### WHAT YOU NEED TO DO
Reproduce every row below character for character, without changing, adding, or leaving out anything.
---------- SUPPLIED MATERIAL ----------
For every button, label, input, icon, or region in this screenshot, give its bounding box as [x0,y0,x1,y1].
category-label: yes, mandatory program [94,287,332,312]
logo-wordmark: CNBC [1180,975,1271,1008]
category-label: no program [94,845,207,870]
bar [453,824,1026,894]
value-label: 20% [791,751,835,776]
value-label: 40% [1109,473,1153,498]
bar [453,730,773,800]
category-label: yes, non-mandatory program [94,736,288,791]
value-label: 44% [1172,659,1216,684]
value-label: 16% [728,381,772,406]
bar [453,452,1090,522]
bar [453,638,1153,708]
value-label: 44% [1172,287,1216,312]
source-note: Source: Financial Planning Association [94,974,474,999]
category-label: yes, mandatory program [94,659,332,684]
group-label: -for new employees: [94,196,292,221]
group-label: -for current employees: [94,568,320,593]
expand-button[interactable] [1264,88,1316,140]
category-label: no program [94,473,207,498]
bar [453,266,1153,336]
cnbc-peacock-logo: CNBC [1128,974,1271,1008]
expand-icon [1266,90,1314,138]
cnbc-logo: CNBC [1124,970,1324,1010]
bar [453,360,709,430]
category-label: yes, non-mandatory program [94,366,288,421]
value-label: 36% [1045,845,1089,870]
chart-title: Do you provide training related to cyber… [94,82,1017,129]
----------
### SOLUTION TO THE PROBLEM
For every button, label, input, icon, or region in this screenshot, give its bounding box as [x0,y0,x1,y1].
category-label: yes, mandatory program [94,287,332,312]
logo-wordmark: CNBC [1180,975,1271,1008]
category-label: no program [94,845,207,870]
bar [453,824,1026,894]
value-label: 20% [791,751,835,776]
value-label: 40% [1109,473,1153,498]
bar [453,730,773,800]
category-label: yes, non-mandatory program [94,736,288,791]
value-label: 44% [1172,659,1216,684]
value-label: 16% [728,381,772,406]
bar [453,452,1090,522]
bar [453,638,1153,708]
value-label: 44% [1172,287,1216,312]
source-note: Source: Financial Planning Association [94,974,474,999]
category-label: yes, mandatory program [94,659,332,684]
group-label: -for new employees: [94,196,292,221]
group-label: -for current employees: [94,568,320,593]
expand-button[interactable] [1264,88,1316,140]
category-label: no program [94,473,207,498]
bar [453,266,1153,336]
cnbc-peacock-logo: CNBC [1128,974,1271,1008]
expand-icon [1266,90,1314,138]
cnbc-logo: CNBC [1124,970,1324,1010]
bar [453,360,709,430]
category-label: yes, non-mandatory program [94,366,288,421]
value-label: 36% [1045,845,1089,870]
chart-title: Do you provide training related to cyber… [94,82,1017,129]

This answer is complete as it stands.